### Your goal:
Work out how many lines of the listing hold "henvisninger", then state only that count.

(Data records)
━━━━━━━━━━━━━━━━━━━━━━━━━━━━━━
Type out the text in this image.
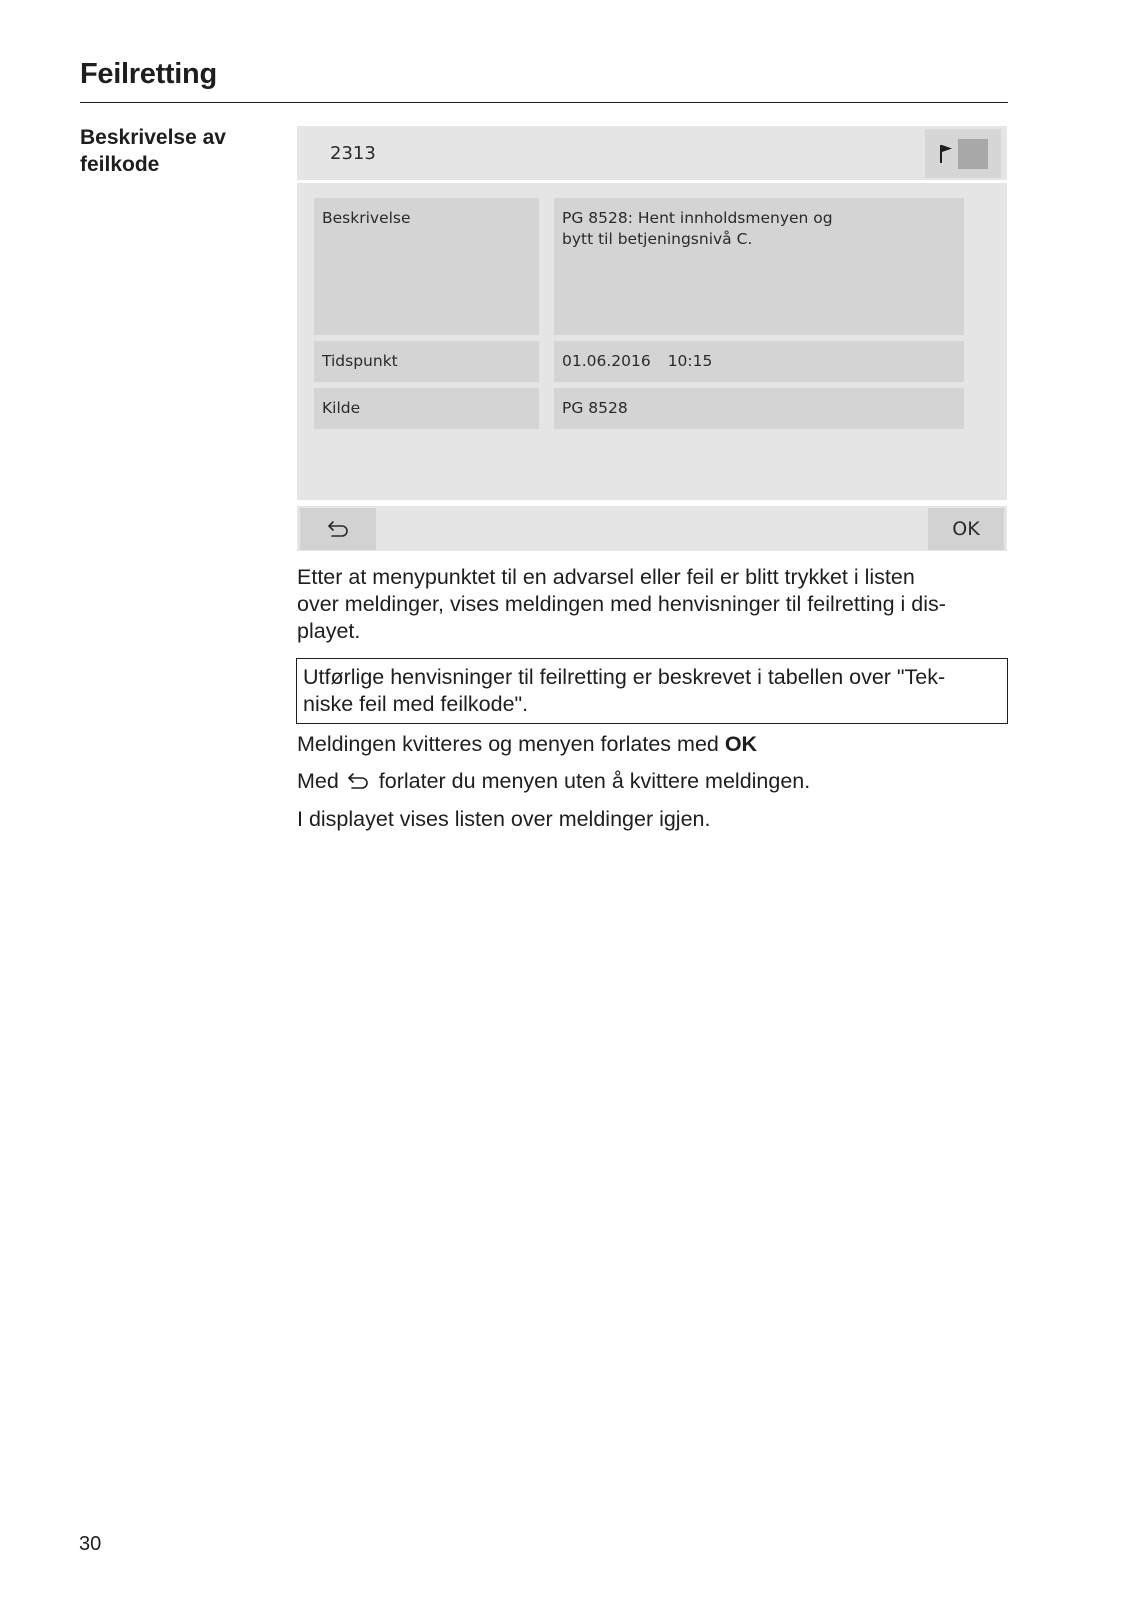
Feilretting
Beskrivelse av feilkode	2313
Beskrivelse	PG 8528: Hent innholdsmenyen og
bytt til betjeningsnivå C.
Tidspunkt	01.06.2016 10:15
Kilde	PG 8528
OK
Etter at menypunktet til en advarsel eller feil er blitt trykket i listen
over meldinger, vises meldingen med henvisninger til feilretting i dis-
playet.
Utførlige henvisninger til feilretting er beskrevet i tabellen over "Tek-
niske feil med feilkode".
Meldingen kvitteres og menyen forlates med OK
Med forlater du menyen uten å kvittere meldingen.
I displayet vises listen over meldinger igjen.
30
━━━━━━━━━━━━━━━━━━━━━━━━━━━━━━
### The response:
2